Verstoß gegen § 177 Abs. 6 StGB
- In § 177 Abs. 6 StGB sind die besonders scheren Fälle des sexuellen Übergriffs gemäß § 177 Abs. 1, 2, 4 StGB und der sexuellen Nötigung gemäß § 177 Abs. 5 StGB geregelt. Bei der Vergewaltigung handelt es sich um ein auf die Grundtatbestände bezogenes Regelbeispiel, das den Mindesstrafrahmen auf zwei Jahre Freiheitsstrafe erhöht.
- Denkbar sind also auch unbenannte besonders schwere Fälle oder eine Entkräftung der gesetzgebischen Vorwertung durch gewichtige strafmilderne Umstände. Auch die zusätzlich Anwendung von § 177 Abs. 9 StGB ist grundsätzlich möglich, sofern ausnahmsweise kein Regelfall vorliegt. Sowohl für die Widerlegung der Indizwirkung als auch für die Annahme eines minder schweren Falles sind die gleichen Umstände maßgeblich.
- Bei der Verwirklichung eines Regelbeispiels sind die Versuchs- und Rücktrittsregeln nicht anwendbar. Bei der schweren Vergewaltigung gemäß § 177 Abs. 7 StGB handelt es sich um einen auf alle vorgelagerten Tatbestände bezogenen Qualifikationstatbestand, der dem des schweren Raubes entspricht. Gleiches gilt für die besonders schwere Vergewaltigung gemäß § 177 Abs. 8 StGB.
- Für die Beurteilung des Konkurrenzverhältnisses bei mehrfach hintereinander begangenen Vergewaltigungen gemäß § 177 Abs. 6 S. 2 Nr. 1 StGB kommt es nach der Rechtsprechung des BGH (4 StR 516/
17) maßgeblich darauf an, ob der Nötigung des Tatopfers ein einheitliches Handeln des Täters zugrunde liegt. Bei einheitlicher Gewaltanwendung liegt wie bei fortgesetzter oder fortwirkender Drohung trotz mehrfach erzwungener Beischlafhandlungen nur eine Tat im Rechtssinne vor.

:::::

=== Fragen zum Text ===
**1.** Beantworte anhand des Textes zu § 177 Abs. 6 StGB die folgenden Fragen.
(a) Auf wie viele Jahre Freiheitsstrafe hebt die Vergewaltigung als Regelbeispiel den Mindeststrafrahmen an?
(b) Welche Regeln sind bei der Verwirklichung eines Regelbeispiels nicht anwendbar?
(c) Wessen Qualifikationstatbestand entspricht die schwere Vergewaltigung gemäß § 177 Abs. 7 StGB?
**2.** Zitiere aus dem Text zu § 177 Abs. 6 StGB wörtlich den Abschnitt, der mit den Worten „- Denkbar sind“ beginnt und mit „Abs. 8 StGB.“ schließt.

:::::

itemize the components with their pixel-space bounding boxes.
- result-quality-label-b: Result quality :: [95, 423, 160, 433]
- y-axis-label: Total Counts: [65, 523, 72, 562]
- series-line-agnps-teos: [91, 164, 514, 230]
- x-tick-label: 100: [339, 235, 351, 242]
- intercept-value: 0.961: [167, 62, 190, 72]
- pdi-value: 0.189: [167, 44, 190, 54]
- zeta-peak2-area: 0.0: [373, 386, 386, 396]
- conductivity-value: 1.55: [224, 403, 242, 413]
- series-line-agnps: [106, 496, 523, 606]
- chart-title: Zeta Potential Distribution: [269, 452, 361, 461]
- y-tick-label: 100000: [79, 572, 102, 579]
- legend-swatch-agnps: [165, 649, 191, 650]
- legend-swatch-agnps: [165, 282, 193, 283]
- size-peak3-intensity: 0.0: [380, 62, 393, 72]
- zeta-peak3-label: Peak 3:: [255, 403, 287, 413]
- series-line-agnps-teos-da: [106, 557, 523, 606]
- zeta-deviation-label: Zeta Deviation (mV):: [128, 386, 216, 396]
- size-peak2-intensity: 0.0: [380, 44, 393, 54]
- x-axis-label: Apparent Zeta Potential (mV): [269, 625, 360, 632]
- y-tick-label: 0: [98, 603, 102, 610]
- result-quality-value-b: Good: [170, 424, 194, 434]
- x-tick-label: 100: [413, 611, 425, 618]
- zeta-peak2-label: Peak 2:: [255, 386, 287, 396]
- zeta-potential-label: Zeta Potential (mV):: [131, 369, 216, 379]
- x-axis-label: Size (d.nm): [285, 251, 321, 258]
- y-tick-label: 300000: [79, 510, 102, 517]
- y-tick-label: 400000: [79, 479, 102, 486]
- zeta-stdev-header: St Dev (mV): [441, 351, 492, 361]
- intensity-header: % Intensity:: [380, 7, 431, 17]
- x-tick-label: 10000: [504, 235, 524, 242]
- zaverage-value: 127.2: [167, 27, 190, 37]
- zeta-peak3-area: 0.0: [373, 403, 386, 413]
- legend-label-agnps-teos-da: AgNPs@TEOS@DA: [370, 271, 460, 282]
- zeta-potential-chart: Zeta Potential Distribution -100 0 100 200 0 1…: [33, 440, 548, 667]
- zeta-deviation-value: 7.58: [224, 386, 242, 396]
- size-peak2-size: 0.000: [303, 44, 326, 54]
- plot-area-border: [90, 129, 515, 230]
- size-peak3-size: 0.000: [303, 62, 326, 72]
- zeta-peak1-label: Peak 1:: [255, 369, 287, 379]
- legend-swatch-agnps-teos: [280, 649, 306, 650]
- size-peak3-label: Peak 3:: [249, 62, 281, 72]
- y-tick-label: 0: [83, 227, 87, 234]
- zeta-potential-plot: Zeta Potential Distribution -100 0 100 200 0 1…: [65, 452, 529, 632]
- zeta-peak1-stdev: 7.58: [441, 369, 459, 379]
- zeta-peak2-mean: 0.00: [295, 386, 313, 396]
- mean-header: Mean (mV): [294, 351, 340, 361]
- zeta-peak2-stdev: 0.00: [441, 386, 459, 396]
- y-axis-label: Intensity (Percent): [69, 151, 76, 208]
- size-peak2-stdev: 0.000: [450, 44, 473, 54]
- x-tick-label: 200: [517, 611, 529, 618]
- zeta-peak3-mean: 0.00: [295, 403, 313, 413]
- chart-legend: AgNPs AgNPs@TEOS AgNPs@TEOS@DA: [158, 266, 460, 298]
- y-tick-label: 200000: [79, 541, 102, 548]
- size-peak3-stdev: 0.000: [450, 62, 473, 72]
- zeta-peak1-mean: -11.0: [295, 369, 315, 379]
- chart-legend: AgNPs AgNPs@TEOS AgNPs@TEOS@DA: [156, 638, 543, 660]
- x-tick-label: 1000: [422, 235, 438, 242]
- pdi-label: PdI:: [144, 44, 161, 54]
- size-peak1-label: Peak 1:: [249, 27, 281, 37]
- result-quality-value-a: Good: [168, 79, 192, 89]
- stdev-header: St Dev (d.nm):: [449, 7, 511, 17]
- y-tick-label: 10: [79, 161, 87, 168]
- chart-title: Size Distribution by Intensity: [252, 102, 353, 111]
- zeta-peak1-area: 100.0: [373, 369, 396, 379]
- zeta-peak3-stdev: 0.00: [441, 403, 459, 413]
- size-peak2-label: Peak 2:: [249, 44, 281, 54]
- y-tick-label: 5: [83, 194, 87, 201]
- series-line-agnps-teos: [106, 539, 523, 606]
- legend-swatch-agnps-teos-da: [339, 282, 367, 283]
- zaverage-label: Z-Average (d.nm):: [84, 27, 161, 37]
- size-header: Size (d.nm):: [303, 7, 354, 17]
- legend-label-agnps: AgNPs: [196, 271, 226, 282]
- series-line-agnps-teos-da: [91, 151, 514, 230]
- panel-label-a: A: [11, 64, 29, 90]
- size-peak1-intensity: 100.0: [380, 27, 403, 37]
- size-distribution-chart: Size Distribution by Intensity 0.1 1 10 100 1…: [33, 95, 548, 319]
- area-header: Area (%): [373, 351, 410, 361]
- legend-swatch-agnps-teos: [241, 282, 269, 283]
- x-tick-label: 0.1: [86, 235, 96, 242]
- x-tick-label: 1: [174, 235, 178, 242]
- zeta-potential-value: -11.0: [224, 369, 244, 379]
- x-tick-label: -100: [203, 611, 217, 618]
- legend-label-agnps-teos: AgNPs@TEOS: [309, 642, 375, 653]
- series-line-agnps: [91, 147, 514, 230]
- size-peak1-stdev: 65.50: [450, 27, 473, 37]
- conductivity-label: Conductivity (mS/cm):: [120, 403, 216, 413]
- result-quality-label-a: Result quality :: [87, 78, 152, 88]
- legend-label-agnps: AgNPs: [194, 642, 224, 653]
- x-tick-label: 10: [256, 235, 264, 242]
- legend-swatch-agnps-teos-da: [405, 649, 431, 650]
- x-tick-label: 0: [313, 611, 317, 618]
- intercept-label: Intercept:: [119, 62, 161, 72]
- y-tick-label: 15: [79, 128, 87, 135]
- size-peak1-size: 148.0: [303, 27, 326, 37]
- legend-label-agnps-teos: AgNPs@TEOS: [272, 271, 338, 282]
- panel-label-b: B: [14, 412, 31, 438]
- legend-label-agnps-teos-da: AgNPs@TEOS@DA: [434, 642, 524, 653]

:::::

=== Ergebnisse je Aufgabe ===
**1.**
(a) Auf zwei Jahre Freiheitsstrafe.
(b) Die Versuchs- und Rücktrittsregeln.
(c) Dem des schweren Raubes.

**2.**
- Denkbar sind also auch unbenannte besonders schwere Fälle oder eine Entkräftung der gesetzgebischen Vorwertung durch gewichtige strafmilderne Umstände. Auch die zusätzlich Anwendung von § 177 Abs. 9 StGB ist grundsätzlich möglich, sofern ausnahmsweise kein Regelfall vorliegt. Sowohl für die Widerlegung der Indizwirkung als auch für die Annahme eines minder schweren Falles sind die gleichen Umstände maßgeblich.
- Bei der Verwirklichung eines Regelbeispiels sind die Versuchs- und Rücktrittsregeln nicht anwendbar. Bei der schweren Vergewaltigung gemäß § 177 Abs. 7 StGB handelt es sich um einen auf alle vorgelagerten Tatbestände bezogenen Qualifikationstatbestand, der dem des schweren Raubes entspricht. Gleiches gilt für die besonders schwere Vergewaltigung gemäß § 177 Abs. 8 StGB.